— begin STORED DATA —

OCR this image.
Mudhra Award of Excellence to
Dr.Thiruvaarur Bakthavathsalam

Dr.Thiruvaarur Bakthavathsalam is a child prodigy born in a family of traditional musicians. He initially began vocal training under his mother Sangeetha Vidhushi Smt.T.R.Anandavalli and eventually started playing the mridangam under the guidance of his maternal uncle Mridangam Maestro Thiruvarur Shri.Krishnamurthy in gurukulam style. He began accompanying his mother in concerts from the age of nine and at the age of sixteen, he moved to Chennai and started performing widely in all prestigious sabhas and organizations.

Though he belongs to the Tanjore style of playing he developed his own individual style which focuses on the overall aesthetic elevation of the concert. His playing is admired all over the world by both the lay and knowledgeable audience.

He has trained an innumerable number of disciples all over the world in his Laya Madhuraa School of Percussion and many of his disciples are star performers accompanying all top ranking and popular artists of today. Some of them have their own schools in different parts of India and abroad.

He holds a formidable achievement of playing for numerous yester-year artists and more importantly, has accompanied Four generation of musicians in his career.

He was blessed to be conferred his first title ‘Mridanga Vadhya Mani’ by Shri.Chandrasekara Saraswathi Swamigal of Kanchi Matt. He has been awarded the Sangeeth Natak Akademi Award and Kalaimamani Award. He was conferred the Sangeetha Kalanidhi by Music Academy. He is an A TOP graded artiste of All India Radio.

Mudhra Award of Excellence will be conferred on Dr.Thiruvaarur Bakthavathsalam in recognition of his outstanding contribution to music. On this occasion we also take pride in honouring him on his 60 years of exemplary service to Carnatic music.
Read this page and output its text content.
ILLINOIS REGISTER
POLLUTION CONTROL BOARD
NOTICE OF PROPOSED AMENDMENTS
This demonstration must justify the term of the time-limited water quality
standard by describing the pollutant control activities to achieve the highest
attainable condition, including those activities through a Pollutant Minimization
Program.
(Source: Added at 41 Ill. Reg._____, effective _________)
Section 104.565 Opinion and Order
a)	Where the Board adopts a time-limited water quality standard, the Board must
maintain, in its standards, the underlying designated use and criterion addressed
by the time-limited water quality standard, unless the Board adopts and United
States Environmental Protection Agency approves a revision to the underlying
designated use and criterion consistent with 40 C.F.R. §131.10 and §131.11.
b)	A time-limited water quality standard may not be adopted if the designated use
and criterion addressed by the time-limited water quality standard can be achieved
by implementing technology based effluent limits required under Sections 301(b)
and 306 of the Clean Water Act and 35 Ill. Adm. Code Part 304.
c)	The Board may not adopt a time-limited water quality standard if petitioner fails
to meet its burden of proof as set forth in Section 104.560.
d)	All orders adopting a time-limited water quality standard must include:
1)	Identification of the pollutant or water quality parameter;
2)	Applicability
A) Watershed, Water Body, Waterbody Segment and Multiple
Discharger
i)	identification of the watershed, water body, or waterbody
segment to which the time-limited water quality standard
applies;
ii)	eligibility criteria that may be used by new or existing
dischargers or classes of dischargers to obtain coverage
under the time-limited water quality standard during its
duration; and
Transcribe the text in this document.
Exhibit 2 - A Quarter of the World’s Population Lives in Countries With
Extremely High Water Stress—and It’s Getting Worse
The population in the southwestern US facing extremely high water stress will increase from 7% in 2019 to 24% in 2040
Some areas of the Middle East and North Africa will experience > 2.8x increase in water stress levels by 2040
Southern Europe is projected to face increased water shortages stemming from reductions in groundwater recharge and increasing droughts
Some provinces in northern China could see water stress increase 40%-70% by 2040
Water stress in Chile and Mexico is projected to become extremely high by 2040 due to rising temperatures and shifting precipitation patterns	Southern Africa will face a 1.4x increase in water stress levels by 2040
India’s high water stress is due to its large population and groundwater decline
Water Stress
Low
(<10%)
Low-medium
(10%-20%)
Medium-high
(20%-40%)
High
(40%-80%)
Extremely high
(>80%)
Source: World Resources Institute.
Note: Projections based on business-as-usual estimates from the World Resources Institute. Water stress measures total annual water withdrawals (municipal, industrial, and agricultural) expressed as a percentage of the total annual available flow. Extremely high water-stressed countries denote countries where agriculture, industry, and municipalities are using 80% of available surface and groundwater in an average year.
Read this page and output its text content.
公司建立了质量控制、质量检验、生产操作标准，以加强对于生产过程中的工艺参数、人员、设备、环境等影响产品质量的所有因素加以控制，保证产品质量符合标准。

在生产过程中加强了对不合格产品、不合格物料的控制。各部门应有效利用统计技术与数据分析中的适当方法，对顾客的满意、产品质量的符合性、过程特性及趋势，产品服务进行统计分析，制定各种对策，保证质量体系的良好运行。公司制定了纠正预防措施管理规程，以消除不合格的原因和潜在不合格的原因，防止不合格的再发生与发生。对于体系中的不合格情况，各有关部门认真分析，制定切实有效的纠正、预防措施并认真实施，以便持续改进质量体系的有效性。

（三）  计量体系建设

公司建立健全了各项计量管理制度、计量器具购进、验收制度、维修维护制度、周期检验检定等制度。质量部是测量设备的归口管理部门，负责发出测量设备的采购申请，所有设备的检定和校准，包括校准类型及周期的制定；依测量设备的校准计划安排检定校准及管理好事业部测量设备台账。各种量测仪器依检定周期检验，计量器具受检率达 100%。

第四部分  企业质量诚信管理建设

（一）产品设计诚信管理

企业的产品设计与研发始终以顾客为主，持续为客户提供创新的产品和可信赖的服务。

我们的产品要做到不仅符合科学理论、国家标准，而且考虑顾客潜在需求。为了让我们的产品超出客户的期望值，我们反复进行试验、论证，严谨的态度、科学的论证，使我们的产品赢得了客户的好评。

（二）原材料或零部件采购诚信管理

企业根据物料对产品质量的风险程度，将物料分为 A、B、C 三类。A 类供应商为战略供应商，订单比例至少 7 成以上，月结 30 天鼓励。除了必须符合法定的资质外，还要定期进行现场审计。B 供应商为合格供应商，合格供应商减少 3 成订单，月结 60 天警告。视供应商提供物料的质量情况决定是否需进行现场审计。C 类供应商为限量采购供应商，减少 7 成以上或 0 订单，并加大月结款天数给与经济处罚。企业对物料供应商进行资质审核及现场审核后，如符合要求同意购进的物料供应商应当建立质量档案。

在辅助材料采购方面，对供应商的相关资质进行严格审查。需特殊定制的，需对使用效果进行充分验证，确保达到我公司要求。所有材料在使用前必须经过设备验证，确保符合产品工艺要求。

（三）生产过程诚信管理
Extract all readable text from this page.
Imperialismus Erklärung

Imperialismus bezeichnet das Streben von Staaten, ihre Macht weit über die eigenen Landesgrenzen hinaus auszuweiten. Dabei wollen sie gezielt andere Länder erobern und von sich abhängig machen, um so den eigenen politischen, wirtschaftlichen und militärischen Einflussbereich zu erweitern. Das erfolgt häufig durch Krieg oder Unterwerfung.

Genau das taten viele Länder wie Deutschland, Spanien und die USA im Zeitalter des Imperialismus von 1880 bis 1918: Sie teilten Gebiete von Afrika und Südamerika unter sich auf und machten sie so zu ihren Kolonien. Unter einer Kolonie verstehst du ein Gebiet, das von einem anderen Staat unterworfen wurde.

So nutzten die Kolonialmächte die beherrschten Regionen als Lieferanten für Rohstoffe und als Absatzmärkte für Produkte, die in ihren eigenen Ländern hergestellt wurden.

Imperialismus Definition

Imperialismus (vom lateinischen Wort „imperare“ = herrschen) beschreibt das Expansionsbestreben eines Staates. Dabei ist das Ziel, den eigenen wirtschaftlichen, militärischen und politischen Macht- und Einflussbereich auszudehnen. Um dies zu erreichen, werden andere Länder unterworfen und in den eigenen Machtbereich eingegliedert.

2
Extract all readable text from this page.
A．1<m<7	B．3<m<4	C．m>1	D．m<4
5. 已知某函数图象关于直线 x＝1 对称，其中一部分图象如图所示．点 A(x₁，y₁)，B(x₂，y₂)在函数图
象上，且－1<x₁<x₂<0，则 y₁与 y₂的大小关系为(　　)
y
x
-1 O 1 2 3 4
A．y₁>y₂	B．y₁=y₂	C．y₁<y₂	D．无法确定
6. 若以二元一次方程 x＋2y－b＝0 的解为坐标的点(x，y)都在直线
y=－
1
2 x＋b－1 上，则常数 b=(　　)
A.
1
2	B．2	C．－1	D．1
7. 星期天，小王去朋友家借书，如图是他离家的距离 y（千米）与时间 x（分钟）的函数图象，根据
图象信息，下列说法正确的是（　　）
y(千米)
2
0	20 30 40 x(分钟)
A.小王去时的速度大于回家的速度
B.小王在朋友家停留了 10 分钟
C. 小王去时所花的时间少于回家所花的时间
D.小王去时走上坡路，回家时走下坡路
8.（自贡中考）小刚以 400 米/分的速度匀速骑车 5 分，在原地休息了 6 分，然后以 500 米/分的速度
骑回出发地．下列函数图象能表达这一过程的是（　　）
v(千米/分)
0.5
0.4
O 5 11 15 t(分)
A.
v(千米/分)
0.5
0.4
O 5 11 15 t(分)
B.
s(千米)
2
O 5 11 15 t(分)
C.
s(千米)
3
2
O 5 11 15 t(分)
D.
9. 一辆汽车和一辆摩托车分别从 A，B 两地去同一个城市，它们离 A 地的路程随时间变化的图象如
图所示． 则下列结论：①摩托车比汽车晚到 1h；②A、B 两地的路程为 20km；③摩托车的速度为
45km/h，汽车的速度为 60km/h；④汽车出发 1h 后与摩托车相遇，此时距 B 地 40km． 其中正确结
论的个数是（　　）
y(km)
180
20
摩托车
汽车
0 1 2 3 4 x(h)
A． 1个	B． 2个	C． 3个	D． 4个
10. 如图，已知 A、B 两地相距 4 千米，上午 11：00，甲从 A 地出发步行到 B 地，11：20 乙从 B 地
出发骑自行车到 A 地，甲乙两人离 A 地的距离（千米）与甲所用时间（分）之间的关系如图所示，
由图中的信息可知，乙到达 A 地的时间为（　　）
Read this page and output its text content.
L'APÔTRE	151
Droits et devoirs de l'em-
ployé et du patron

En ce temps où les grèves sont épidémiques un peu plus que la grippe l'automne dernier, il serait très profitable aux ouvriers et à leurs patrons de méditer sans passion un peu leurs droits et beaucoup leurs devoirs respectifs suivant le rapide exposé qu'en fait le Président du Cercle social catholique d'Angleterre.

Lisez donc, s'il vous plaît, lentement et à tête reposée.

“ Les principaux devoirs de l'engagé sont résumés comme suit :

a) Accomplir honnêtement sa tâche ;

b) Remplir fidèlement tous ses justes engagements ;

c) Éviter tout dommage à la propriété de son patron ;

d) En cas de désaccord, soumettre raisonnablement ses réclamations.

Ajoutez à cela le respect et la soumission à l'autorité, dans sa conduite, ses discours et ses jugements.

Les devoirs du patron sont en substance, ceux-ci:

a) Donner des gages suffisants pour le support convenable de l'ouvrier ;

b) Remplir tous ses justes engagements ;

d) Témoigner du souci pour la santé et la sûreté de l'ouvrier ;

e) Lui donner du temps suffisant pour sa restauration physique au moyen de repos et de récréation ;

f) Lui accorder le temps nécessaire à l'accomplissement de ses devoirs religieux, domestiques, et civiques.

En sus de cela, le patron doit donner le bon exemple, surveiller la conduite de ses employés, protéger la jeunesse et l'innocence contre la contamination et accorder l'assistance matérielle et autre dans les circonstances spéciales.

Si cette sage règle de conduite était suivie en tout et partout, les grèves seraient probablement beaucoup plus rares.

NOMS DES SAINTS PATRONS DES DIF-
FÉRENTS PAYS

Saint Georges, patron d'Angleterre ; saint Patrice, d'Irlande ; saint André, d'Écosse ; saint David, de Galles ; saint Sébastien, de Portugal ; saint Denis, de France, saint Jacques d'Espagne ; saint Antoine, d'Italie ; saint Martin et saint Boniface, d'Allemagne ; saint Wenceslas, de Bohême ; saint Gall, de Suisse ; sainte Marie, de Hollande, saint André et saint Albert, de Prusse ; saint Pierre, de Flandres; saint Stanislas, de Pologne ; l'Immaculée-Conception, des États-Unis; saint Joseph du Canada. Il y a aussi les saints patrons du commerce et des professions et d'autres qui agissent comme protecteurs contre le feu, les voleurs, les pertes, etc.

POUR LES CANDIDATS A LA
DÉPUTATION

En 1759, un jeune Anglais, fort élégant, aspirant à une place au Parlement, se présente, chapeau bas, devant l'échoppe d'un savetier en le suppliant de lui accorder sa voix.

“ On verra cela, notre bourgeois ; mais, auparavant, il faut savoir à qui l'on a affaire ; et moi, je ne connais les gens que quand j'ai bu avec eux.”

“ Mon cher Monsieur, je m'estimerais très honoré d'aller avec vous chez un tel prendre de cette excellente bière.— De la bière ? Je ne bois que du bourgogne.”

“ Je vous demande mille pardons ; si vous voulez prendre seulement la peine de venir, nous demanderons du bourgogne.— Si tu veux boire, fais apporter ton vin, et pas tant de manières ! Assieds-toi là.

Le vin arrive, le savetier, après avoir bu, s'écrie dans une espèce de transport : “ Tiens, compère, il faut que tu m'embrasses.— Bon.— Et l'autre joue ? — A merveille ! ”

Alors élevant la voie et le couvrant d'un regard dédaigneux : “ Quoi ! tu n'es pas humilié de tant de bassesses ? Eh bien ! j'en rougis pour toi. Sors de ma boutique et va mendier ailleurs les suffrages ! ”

— end STORED DATA —

§ WHAT THE TASK REQUIRES:
From the entries, report each line that includes the word "addressed".

§ RESPONSE FOR THIS EXERCISE:
maintain, in its standards, the underlying designated use and criterion addressed
and criterion addressed by the time-limited water quality standard can be achieved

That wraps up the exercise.